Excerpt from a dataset
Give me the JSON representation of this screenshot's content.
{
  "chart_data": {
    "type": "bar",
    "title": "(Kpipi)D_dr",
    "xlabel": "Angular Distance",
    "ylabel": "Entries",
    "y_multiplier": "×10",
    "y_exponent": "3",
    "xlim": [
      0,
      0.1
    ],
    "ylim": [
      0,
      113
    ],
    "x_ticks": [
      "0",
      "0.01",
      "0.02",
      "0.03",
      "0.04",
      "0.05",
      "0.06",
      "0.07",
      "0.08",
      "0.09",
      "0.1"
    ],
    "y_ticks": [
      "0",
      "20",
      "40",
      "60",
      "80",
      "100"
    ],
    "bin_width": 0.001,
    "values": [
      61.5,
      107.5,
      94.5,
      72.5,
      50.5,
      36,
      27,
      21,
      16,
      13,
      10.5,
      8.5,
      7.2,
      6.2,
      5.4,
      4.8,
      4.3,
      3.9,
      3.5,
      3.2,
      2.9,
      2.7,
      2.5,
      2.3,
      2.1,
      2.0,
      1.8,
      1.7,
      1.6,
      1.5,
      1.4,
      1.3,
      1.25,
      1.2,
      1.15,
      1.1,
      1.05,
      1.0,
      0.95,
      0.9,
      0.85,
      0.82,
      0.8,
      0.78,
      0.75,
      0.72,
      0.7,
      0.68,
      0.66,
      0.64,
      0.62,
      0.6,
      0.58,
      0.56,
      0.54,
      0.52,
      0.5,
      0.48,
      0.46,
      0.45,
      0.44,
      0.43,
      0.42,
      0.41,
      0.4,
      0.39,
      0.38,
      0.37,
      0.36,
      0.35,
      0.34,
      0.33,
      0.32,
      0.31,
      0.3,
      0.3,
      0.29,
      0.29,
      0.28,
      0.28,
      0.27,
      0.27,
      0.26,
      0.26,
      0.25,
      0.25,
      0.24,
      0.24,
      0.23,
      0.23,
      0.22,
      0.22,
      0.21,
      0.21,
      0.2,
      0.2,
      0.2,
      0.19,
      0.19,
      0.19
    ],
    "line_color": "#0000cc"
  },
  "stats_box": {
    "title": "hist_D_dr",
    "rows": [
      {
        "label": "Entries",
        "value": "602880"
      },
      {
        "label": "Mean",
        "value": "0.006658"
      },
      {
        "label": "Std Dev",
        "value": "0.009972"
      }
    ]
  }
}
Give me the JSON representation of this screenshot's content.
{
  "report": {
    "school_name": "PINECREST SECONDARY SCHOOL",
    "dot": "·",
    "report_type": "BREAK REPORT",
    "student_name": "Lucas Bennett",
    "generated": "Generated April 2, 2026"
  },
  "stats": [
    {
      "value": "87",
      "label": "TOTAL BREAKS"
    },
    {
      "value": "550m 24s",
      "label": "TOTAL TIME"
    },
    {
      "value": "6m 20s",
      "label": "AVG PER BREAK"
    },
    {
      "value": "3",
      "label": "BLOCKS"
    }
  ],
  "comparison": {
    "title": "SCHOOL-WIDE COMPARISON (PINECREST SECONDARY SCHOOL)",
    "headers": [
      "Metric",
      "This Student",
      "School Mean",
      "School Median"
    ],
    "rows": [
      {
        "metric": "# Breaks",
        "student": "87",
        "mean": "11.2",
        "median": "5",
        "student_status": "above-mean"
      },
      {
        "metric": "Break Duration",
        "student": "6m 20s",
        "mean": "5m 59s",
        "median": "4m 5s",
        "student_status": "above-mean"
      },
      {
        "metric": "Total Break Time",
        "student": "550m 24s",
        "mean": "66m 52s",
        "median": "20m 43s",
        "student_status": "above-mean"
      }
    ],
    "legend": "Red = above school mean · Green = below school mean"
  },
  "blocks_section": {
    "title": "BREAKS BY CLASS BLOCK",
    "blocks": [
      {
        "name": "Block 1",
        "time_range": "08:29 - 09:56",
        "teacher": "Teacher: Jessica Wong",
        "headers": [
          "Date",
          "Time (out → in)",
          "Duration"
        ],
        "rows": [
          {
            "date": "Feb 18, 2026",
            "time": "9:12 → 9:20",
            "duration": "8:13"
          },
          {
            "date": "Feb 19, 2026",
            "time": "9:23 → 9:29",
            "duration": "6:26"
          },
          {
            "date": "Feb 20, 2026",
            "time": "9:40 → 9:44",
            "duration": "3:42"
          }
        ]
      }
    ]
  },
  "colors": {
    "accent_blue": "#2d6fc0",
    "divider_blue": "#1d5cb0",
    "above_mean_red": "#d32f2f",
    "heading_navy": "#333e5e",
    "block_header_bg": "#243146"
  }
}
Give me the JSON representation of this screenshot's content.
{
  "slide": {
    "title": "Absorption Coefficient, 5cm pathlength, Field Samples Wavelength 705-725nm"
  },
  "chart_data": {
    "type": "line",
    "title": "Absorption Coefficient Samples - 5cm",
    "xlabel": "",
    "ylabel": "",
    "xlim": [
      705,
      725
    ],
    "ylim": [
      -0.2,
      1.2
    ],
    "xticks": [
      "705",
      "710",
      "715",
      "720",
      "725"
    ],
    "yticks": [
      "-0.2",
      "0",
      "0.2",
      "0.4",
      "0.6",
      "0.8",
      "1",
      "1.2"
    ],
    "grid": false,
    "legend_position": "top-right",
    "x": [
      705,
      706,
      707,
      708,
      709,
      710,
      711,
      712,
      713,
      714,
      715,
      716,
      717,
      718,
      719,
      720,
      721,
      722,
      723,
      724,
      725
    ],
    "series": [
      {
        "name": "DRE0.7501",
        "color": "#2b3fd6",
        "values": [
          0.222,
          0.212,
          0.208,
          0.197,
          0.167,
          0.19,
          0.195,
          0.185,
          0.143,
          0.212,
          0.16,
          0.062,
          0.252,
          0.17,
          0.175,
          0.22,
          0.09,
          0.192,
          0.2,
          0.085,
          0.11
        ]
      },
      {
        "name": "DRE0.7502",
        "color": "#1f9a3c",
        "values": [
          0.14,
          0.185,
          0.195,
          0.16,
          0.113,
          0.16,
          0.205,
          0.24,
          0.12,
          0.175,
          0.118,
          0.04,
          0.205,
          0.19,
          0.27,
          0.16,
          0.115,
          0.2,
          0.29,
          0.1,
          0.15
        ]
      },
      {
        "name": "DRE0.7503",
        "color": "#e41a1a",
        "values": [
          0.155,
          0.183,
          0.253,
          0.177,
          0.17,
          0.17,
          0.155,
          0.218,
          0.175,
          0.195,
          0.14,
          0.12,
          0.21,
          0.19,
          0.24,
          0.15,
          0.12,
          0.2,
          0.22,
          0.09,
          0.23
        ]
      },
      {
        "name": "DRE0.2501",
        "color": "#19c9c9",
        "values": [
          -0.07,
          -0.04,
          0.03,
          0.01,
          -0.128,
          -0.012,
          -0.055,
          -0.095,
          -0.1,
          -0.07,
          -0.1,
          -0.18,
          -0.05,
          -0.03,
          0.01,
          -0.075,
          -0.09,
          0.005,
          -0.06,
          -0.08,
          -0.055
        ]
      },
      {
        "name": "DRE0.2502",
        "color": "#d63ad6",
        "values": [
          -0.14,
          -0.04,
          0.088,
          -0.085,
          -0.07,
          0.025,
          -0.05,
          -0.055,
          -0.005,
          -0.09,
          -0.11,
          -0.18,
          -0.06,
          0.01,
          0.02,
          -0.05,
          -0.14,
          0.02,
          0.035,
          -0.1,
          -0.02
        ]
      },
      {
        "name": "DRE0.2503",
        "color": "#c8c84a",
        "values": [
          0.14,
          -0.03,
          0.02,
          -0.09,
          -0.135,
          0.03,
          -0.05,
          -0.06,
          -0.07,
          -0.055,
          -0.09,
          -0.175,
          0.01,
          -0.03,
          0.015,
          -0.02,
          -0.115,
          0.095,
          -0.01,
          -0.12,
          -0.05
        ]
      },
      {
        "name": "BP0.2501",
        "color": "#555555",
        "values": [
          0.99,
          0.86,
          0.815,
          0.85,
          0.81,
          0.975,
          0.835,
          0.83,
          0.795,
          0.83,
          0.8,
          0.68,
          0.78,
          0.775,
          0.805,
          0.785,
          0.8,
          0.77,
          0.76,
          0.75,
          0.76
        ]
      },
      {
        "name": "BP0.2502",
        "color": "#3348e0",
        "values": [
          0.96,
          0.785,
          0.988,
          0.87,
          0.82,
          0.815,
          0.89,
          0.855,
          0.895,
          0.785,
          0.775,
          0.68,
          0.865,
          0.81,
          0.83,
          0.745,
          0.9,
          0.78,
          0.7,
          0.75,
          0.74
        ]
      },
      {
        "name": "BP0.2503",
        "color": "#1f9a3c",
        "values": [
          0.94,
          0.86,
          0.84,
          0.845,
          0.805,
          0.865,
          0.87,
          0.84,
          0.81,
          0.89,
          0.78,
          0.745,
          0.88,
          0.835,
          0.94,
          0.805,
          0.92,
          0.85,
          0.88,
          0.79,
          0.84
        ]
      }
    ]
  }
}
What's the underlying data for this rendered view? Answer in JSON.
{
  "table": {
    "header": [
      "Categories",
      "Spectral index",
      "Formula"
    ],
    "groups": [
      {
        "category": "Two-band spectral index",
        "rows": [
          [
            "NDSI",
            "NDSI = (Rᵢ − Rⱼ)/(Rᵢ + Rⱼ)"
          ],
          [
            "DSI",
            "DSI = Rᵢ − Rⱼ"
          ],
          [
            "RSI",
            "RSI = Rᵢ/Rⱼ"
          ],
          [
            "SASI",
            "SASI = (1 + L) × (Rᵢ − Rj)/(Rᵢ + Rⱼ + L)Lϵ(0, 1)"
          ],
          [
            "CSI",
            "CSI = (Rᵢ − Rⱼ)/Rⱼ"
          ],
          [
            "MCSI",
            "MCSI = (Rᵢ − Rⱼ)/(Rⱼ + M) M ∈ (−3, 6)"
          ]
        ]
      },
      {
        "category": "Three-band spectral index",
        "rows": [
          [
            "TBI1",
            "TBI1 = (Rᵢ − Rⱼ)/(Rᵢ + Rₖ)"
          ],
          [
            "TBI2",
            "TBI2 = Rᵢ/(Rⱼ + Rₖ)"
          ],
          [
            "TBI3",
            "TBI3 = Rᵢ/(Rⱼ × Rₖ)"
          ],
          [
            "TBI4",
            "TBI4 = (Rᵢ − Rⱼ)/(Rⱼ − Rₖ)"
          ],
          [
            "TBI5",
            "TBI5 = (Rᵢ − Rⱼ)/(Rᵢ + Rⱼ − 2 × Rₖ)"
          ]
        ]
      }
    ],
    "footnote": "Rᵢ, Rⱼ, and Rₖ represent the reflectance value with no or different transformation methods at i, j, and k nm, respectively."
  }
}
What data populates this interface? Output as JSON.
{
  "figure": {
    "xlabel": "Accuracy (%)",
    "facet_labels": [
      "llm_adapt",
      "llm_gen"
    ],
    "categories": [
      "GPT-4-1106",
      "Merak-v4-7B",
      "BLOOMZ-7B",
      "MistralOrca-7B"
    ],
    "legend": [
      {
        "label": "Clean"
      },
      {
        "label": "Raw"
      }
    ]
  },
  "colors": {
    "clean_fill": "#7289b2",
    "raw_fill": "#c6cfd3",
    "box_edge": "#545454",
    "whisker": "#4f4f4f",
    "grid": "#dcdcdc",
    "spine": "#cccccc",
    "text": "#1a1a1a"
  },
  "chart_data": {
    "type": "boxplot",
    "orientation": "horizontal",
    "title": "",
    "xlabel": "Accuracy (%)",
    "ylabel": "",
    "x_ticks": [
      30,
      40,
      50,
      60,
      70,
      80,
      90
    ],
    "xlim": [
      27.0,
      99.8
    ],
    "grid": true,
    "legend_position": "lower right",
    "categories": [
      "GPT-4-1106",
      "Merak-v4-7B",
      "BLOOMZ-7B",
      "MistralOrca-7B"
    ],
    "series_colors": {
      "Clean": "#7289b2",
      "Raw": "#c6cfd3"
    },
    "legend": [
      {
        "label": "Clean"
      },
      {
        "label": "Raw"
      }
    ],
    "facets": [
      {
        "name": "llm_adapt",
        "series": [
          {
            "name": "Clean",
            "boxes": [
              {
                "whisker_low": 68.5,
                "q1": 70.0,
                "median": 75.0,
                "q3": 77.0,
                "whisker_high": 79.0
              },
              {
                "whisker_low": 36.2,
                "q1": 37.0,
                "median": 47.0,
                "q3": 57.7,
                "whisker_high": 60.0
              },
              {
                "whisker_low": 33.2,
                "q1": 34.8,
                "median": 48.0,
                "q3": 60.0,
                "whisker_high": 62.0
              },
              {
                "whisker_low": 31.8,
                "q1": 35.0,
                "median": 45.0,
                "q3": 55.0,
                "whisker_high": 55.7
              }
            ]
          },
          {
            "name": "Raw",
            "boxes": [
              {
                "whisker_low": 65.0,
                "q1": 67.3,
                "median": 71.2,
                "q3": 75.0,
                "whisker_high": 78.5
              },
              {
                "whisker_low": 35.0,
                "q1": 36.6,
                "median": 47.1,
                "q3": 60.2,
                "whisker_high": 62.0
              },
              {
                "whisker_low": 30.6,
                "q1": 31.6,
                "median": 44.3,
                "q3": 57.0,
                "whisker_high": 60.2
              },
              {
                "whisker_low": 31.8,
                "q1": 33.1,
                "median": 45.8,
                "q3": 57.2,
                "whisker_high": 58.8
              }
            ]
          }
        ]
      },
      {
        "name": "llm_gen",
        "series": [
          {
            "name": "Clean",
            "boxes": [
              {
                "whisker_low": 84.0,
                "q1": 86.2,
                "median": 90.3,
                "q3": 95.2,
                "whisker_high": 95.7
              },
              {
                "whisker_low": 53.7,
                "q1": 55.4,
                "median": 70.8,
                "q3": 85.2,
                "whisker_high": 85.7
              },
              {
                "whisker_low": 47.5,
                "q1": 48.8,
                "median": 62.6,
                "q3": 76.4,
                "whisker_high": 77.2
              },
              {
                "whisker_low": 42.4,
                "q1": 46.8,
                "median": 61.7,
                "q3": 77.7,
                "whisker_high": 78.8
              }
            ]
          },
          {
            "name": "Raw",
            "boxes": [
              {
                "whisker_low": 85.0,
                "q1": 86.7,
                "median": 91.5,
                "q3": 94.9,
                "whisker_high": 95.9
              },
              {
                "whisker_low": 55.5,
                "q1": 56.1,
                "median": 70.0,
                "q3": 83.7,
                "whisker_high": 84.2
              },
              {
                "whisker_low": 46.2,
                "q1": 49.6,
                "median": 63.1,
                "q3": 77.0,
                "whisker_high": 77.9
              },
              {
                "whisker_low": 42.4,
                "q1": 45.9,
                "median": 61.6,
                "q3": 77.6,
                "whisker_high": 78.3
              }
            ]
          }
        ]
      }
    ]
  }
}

#### TO BE DONE
Find every line that holds "title" and copy it.

#### RESULT
    "title": "(Kpipi)D_dr",
    "title": "hist_D_dr",
    "title": "SCHOOL-WIDE COMPARISON (PINECREST SECONDARY SCHOOL)",
    "title": "BREAKS BY CLASS BLOCK",
    "title": "Absorption Coefficient, 5cm pathlength, Field Samples Wavelength 705-725nm"
    "title": "Absorption Coefficient Samples - 5cm",
    "title": "",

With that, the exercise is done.